INFORMATION PROVIDED.
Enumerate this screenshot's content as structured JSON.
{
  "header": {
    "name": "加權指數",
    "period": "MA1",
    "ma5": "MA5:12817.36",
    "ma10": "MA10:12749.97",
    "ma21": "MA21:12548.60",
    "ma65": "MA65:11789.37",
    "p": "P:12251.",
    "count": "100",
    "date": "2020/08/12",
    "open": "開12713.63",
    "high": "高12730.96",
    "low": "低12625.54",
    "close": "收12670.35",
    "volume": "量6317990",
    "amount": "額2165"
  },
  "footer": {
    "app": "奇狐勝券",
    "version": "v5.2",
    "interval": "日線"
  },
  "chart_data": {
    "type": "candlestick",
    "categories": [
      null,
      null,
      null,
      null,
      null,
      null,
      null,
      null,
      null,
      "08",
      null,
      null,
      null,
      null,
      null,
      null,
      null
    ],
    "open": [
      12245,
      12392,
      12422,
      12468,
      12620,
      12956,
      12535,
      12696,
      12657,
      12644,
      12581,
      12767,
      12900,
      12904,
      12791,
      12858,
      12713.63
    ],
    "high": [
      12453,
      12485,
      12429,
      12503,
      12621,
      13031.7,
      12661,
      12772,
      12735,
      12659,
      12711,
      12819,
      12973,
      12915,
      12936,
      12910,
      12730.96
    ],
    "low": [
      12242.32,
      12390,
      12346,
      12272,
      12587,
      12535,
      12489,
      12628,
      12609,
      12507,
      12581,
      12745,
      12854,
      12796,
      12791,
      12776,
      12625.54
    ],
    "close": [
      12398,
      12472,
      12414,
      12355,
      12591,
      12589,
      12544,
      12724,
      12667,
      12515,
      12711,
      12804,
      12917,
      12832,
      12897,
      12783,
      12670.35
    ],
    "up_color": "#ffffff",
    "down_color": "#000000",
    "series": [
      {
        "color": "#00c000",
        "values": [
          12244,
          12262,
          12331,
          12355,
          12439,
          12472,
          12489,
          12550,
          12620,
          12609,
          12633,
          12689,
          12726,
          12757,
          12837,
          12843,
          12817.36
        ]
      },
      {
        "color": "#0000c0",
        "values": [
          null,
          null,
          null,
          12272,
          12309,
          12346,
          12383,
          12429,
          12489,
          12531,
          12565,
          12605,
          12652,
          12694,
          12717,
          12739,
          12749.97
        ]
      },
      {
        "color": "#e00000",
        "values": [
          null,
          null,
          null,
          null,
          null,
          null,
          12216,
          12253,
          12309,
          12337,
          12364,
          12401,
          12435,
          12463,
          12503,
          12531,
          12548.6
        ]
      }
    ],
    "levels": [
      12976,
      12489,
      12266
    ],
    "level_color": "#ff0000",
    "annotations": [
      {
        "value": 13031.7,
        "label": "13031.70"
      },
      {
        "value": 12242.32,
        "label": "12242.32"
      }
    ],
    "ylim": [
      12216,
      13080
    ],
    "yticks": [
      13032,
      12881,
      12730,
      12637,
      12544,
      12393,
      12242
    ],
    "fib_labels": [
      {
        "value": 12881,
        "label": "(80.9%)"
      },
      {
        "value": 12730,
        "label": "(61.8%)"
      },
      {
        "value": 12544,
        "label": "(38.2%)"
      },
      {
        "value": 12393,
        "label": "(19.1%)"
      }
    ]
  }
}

THE PROBLEM.
Retype the whole listing above exactly.

SOLUTION TO THIS TASK.
Enumerate this screenshot's content as structured JSON.
{
  "header": {
    "name": "加權指數",
    "period": "MA1",
    "ma5": "MA5:12817.36",
    "ma10": "MA10:12749.97",
    "ma21": "MA21:12548.60",
    "ma65": "MA65:11789.37",
    "p": "P:12251.",
    "count": "100",
    "date": "2020/08/12",
    "open": "開12713.63",
    "high": "高12730.96",
    "low": "低12625.54",
    "close": "收12670.35",
    "volume": "量6317990",
    "amount": "額2165"
  },
  "footer": {
    "app": "奇狐勝券",
    "version": "v5.2",
    "interval": "日線"
  },
  "chart_data": {
    "type": "candlestick",
    "categories": [
      null,
      null,
      null,
      null,
      null,
      null,
      null,
      null,
      null,
      "08",
      null,
      null,
      null,
      null,
      null,
      null,
      null
    ],
    "open": [
      12245,
      12392,
      12422,
      12468,
      12620,
      12956,
      12535,
      12696,
      12657,
      12644,
      12581,
      12767,
      12900,
      12904,
      12791,
      12858,
      12713.63
    ],
    "high": [
      12453,
      12485,
      12429,
      12503,
      12621,
      13031.7,
      12661,
      12772,
      12735,
      12659,
      12711,
      12819,
      12973,
      12915,
      12936,
      12910,
      12730.96
    ],
    "low": [
      12242.32,
      12390,
      12346,
      12272,
      12587,
      12535,
      12489,
      12628,
      12609,
      12507,
      12581,
      12745,
      12854,
      12796,
      12791,
      12776,
      12625.54
    ],
    "close": [
      12398,
      12472,
      12414,
      12355,
      12591,
      12589,
      12544,
      12724,
      12667,
      12515,
      12711,
      12804,
      12917,
      12832,
      12897,
      12783,
      12670.35
    ],
    "up_color": "#ffffff",
    "down_color": "#000000",
    "series": [
      {
        "color": "#00c000",
        "values": [
          12244,
          12262,
          12331,
          12355,
          12439,
          12472,
          12489,
          12550,
          12620,
          12609,
          12633,
          12689,
          12726,
          12757,
          12837,
          12843,
          12817.36
        ]
      },
      {
        "color": "#0000c0",
        "values": [
          null,
          null,
          null,
          12272,
          12309,
          12346,
          12383,
          12429,
          12489,
          12531,
          12565,
          12605,
          12652,
          12694,
          12717,
          12739,
          12749.97
        ]
      },
      {
        "color": "#e00000",
        "values": [
          null,
          null,
          null,
          null,
          null,
          null,
          12216,
          12253,
          12309,
          12337,
          12364,
          12401,
          12435,
          12463,
          12503,
          12531,
          12548.6
        ]
      }
    ],
    "levels": [
      12976,
      12489,
      12266
    ],
    "level_color": "#ff0000",
    "annotations": [
      {
        "value": 13031.7,
        "label": "13031.70"
      },
      {
        "value": 12242.32,
        "label": "12242.32"
      }
    ],
    "ylim": [
      12216,
      13080
    ],
    "yticks": [
      13032,
      12881,
      12730,
      12637,
      12544,
      12393,
      12242
    ],
    "fib_labels": [
      {
        "value": 12881,
        "label": "(80.9%)"
      },
      {
        "value": 12730,
        "label": "(61.8%)"
      },
      {
        "value": 12544,
        "label": "(38.2%)"
      },
      {
        "value": 12393,
        "label": "(19.1%)"
      }
    ]
  }
}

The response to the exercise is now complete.